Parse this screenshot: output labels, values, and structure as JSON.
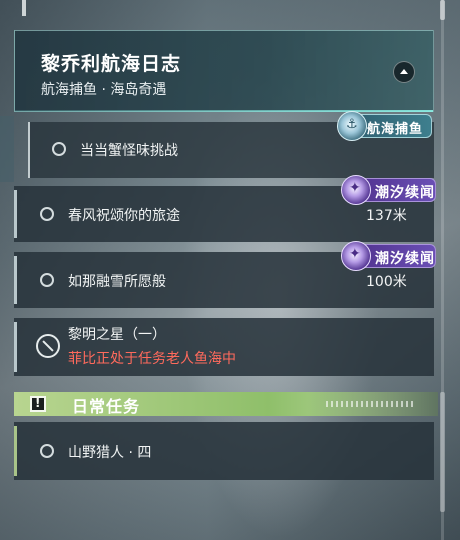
{
  "header": {
    "title": "黎乔利航海日志",
    "subtitle": "航海捕鱼 · 海岛奇遇"
  },
  "quests": [
    {
      "label": "当当蟹怪味挑战",
      "tag": "航海捕鱼",
      "tag_icon": "anchor-icon",
      "distance": ""
    },
    {
      "label": "春风祝颂你的旅途",
      "tag": "潮汐续闻",
      "tag_icon": "sparkle-icon",
      "distance": "137米"
    },
    {
      "label": "如那融雪所愿般",
      "tag": "潮汐续闻",
      "tag_icon": "sparkle-icon",
      "distance": "100米"
    }
  ],
  "event": {
    "title": "黎明之星（一）",
    "warning": "菲比正处于任务老人鱼海中",
    "warning_color": "#ff6a5c"
  },
  "daily": {
    "title": "日常任务",
    "accent": "#a9c489",
    "items": [
      {
        "label": "山野猎人 · 四"
      }
    ]
  },
  "colors": {
    "tag_tidal": "#6a4fb5",
    "tag_fishing": "#3e7f8e",
    "header_border": "#8ee0d8"
  }
}
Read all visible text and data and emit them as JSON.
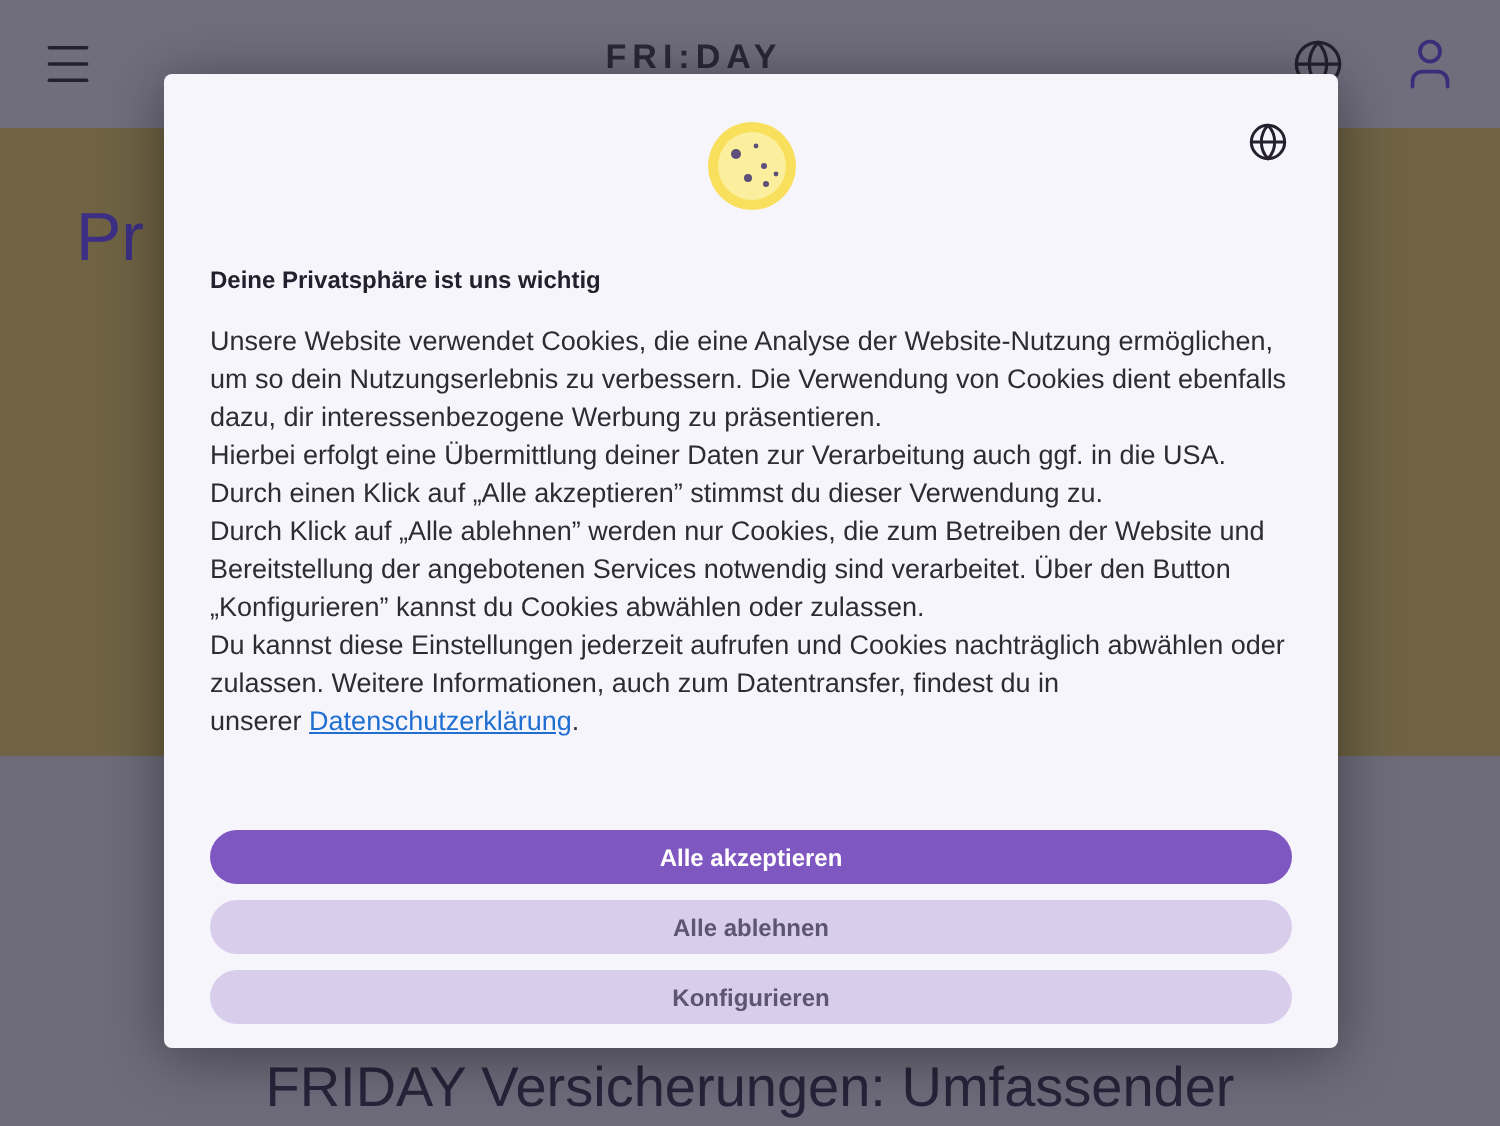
{
  "header": {
    "logo": "FRI:DAY"
  },
  "hero": {
    "title": "Pr"
  },
  "section": {
    "heading": "FRIDAY Versicherungen: Umfassender"
  },
  "dialog": {
    "title": "Deine Privatsphäre ist uns wichtig",
    "paragraphs": [
      "Unsere Website verwendet Cookies, die eine Analyse der Website-Nutzung ermöglichen, um so dein Nutzungserlebnis zu verbessern. Die Verwendung von Cookies dient ebenfalls dazu, dir interessenbezogene Werbung zu präsentieren.",
      "Hierbei erfolgt eine Übermittlung deiner Daten zur Verarbeitung auch ggf. in die USA.",
      "Durch einen Klick auf „Alle akzeptieren” stimmst du dieser Verwendung zu.",
      "Durch Klick auf „Alle ablehnen” werden nur Cookies, die zum Betreiben der Website und Bereitstellung der angebotenen Services notwendig sind verarbeitet. Über den Button „Konfigurieren” kannst du Cookies abwählen oder zulassen.",
      "Du kannst diese Einstellungen jederzeit aufrufen und Cookies nachträglich abwählen oder zulassen. Weitere Informationen, auch zum Datentransfer, findest du in"
    ],
    "link_prefix": "unserer",
    "link": "Datenschutzerklärung",
    "link_suffix": ".",
    "buttons": [
      {
        "label": "Alle akzeptieren",
        "kind": "primary"
      },
      {
        "label": "Alle ablehnen",
        "kind": "secondary"
      },
      {
        "label": "Konfigurieren",
        "kind": "secondary"
      }
    ]
  }
}
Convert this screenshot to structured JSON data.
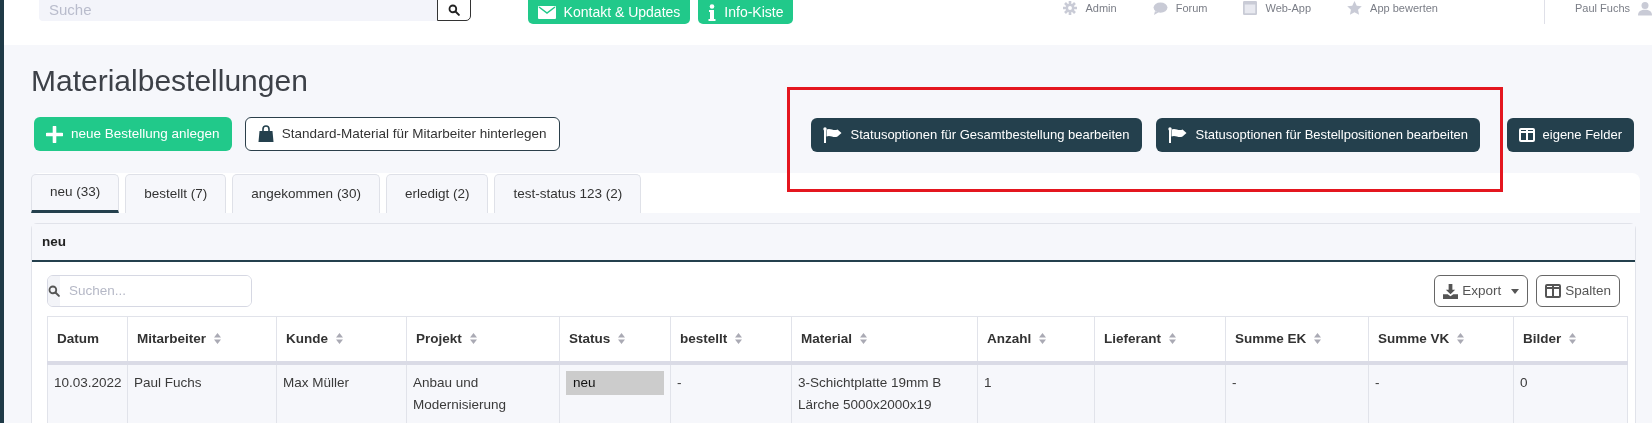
{
  "topbar": {
    "search": {
      "placeholder": "Suche"
    },
    "buttons": [
      {
        "label": "Kontakt & Updates"
      },
      {
        "label": "Info-Kiste"
      }
    ],
    "nav": [
      {
        "label": "Admin"
      },
      {
        "label": "Forum"
      },
      {
        "label": "Web-App"
      },
      {
        "label": "App bewerten"
      }
    ],
    "user": "Paul Fuchs"
  },
  "page": {
    "title": "Materialbestellungen"
  },
  "actions": [
    {
      "label": "neue Bestellung anlegen",
      "kind": "primary"
    },
    {
      "label": "Standard-Material für Mitarbeiter hinterlegen",
      "kind": "outline"
    }
  ],
  "status_actions": {
    "highlighted": true,
    "buttons": [
      {
        "label": "Statusoptionen für Gesamtbestellung bearbeiten"
      },
      {
        "label": "Statusoptionen für Bestellpositionen bearbeiten"
      }
    ]
  },
  "custom_fields_button": "eigene Felder",
  "tabs": [
    {
      "label": "neu (33)",
      "selected": true
    },
    {
      "label": "bestellt (7)",
      "selected": false
    },
    {
      "label": "angekommen (30)",
      "selected": false
    },
    {
      "label": "erledigt (2)",
      "selected": false
    },
    {
      "label": "test-status 123 (2)",
      "selected": false
    }
  ],
  "panel": {
    "title": "neu",
    "search": {
      "placeholder": "Suchen..."
    },
    "export_button": "Export",
    "columns_button": "Spalten"
  },
  "table": {
    "columns": [
      {
        "label": "Datum",
        "sortable": false,
        "kind": "text"
      },
      {
        "label": "Mitarbeiter",
        "sortable": true,
        "kind": "text"
      },
      {
        "label": "Kunde",
        "sortable": true,
        "kind": "text"
      },
      {
        "label": "Projekt",
        "sortable": true,
        "kind": "text"
      },
      {
        "label": "Status",
        "sortable": true,
        "kind": "status"
      },
      {
        "label": "bestellt",
        "sortable": true,
        "kind": "text"
      },
      {
        "label": "Material",
        "sortable": true,
        "kind": "text"
      },
      {
        "label": "Anzahl",
        "sortable": true,
        "kind": "text"
      },
      {
        "label": "Lieferant",
        "sortable": true,
        "kind": "text"
      },
      {
        "label": "Summe EK",
        "sortable": true,
        "kind": "text"
      },
      {
        "label": "Summe VK",
        "sortable": true,
        "kind": "text"
      },
      {
        "label": "Bilder",
        "sortable": true,
        "kind": "text"
      }
    ],
    "rows": [
      {
        "cells": [
          "10.03.2022",
          "Paul Fuchs",
          "Max Müller",
          "Anbau und Modernisierung",
          "neu",
          "-",
          "3-Schichtplatte 19mm B Lärche 5000x2000x19",
          "1",
          "",
          "-",
          "-",
          "0"
        ]
      }
    ]
  }
}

> _Set task_: Skipping the pictures, transcribe each line above exactly as it appears.

> _Output of the task_:
Parse this screenshot: output labels, values, and structure as JSON.
{
  "header": {
    "title": "黎乔利航海日志",
    "subtitle": "航海捕鱼 · 海岛奇遇"
  },
  "quests": [
    {
      "label": "当当蟹怪味挑战",
      "tag": "航海捕鱼",
      "tag_icon": "anchor-icon",
      "distance": ""
    },
    {
      "label": "春风祝颂你的旅途",
      "tag": "潮汐续闻",
      "tag_icon": "sparkle-icon",
      "distance": "137米"
    },
    {
      "label": "如那融雪所愿般",
      "tag": "潮汐续闻",
      "tag_icon": "sparkle-icon",
      "distance": "100米"
    }
  ],
  "event": {
    "title": "黎明之星（一）",
    "warning": "菲比正处于任务老人鱼海中",
    "warning_color": "#ff6a5c"
  },
  "daily": {
    "title": "日常任务",
    "accent": "#a9c489",
    "items": [
      {
        "label": "山野猎人 · 四"
      }
    ]
  },
  "colors": {
    "tag_tidal": "#6a4fb5",
    "tag_fishing": "#3e7f8e",
    "header_border": "#8ee0d8"
  }
}
Read all visible text and data and emit them as JSON.
{
  "header": {
    "logo": "FRI:DAY"
  },
  "hero": {
    "title": "Pr"
  },
  "section": {
    "heading": "FRIDAY Versicherungen: Umfassender"
  },
  "dialog": {
    "title": "Deine Privatsphäre ist uns wichtig",
    "paragraphs": [
      "Unsere Website verwendet Cookies, die eine Analyse der Website-Nutzung ermöglichen, um so dein Nutzungserlebnis zu verbessern. Die Verwendung von Cookies dient ebenfalls dazu, dir interessenbezogene Werbung zu präsentieren.",
      "Hierbei erfolgt eine Übermittlung deiner Daten zur Verarbeitung auch ggf. in die USA.",
      "Durch einen Klick auf „Alle akzeptieren” stimmst du dieser Verwendung zu.",
      "Durch Klick auf „Alle ablehnen” werden nur Cookies, die zum Betreiben der Website und Bereitstellung der angebotenen Services notwendig sind verarbeitet. Über den Button „Konfigurieren” kannst du Cookies abwählen oder zulassen.",
      "Du kannst diese Einstellungen jederzeit aufrufen und Cookies nachträglich abwählen oder zulassen. Weitere Informationen, auch zum Datentransfer, findest du in"
    ],
    "link_prefix": "unserer",
    "link": "Datenschutzerklärung",
    "link_suffix": ".",
    "buttons": [
      {
        "label": "Alle akzeptieren",
        "kind": "primary"
      },
      {
        "label": "Alle ablehnen",
        "kind": "secondary"
      },
      {
        "label": "Konfigurieren",
        "kind": "secondary"
      }
    ]
  }
}
Convert this screenshot to structured JSON data.
{
  "topbar": {
    "search": {
      "placeholder": "Suche"
    },
    "buttons": [
      {
        "label": "Kontakt & Updates"
      },
      {
        "label": "Info-Kiste"
      }
    ],
    "nav": [
      {
        "label": "Admin"
      },
      {
        "label": "Forum"
      },
      {
        "label": "Web-App"
      },
      {
        "label": "App bewerten"
      }
    ],
    "user": "Paul Fuchs"
  },
  "page": {
    "title": "Materialbestellungen"
  },
  "actions": [
    {
      "label": "neue Bestellung anlegen",
      "kind": "primary"
    },
    {
      "label": "Standard-Material für Mitarbeiter hinterlegen",
      "kind": "outline"
    }
  ],
  "status_actions": {
    "highlighted": true,
    "buttons": [
      {
        "label": "Statusoptionen für Gesamtbestellung bearbeiten"
      },
      {
        "label": "Statusoptionen für Bestellpositionen bearbeiten"
      }
    ]
  },
  "custom_fields_button": "eigene Felder",
  "tabs": [
    {
      "label": "neu (33)",
      "selected": true
    },
    {
      "label": "bestellt (7)",
      "selected": false
    },
    {
      "label": "angekommen (30)",
      "selected": false
    },
    {
      "label": "erledigt (2)",
      "selected": false
    },
    {
      "label": "test-status 123 (2)",
      "selected": false
    }
  ],
  "panel": {
    "title": "neu",
    "search": {
      "placeholder": "Suchen..."
    },
    "export_button": "Export",
    "columns_button": "Spalten"
  },
  "table": {
    "columns": [
      {
        "label": "Datum",
        "sortable": false,
        "kind": "text"
      },
      {
        "label": "Mitarbeiter",
        "sortable": true,
        "kind": "text"
      },
      {
        "label": "Kunde",
        "sortable": true,
        "kind": "text"
      },
      {
        "label": "Projekt",
        "sortable": true,
        "kind": "text"
      },
      {
        "label": "Status",
        "sortable": true,
        "kind": "status"
      },
      {
        "label": "bestellt",
        "sortable": true,
        "kind": "text"
      },
      {
        "label": "Material",
        "sortable": true,
        "kind": "text"
      },
      {
        "label": "Anzahl",
        "sortable": true,
        "kind": "text"
      },
      {
        "label": "Lieferant",
        "sortable": true,
        "kind": "text"
      },
      {
        "label": "Summe EK",
        "sortable": true,
        "kind": "text"
      },
      {
        "label": "Summe VK",
        "sortable": true,
        "kind": "text"
      },
      {
        "label": "Bilder",
        "sortable": true,
        "kind": "text"
      }
    ],
    "rows": [
      {
        "cells": [
          "10.03.2022",
          "Paul Fuchs",
          "Max Müller",
          "Anbau und Modernisierung",
          "neu",
          "-",
          "3-Schichtplatte 19mm B Lärche 5000x2000x19",
          "1",
          "",
          "-",
          "-",
          "0"
        ]
      }
    ]
  }
}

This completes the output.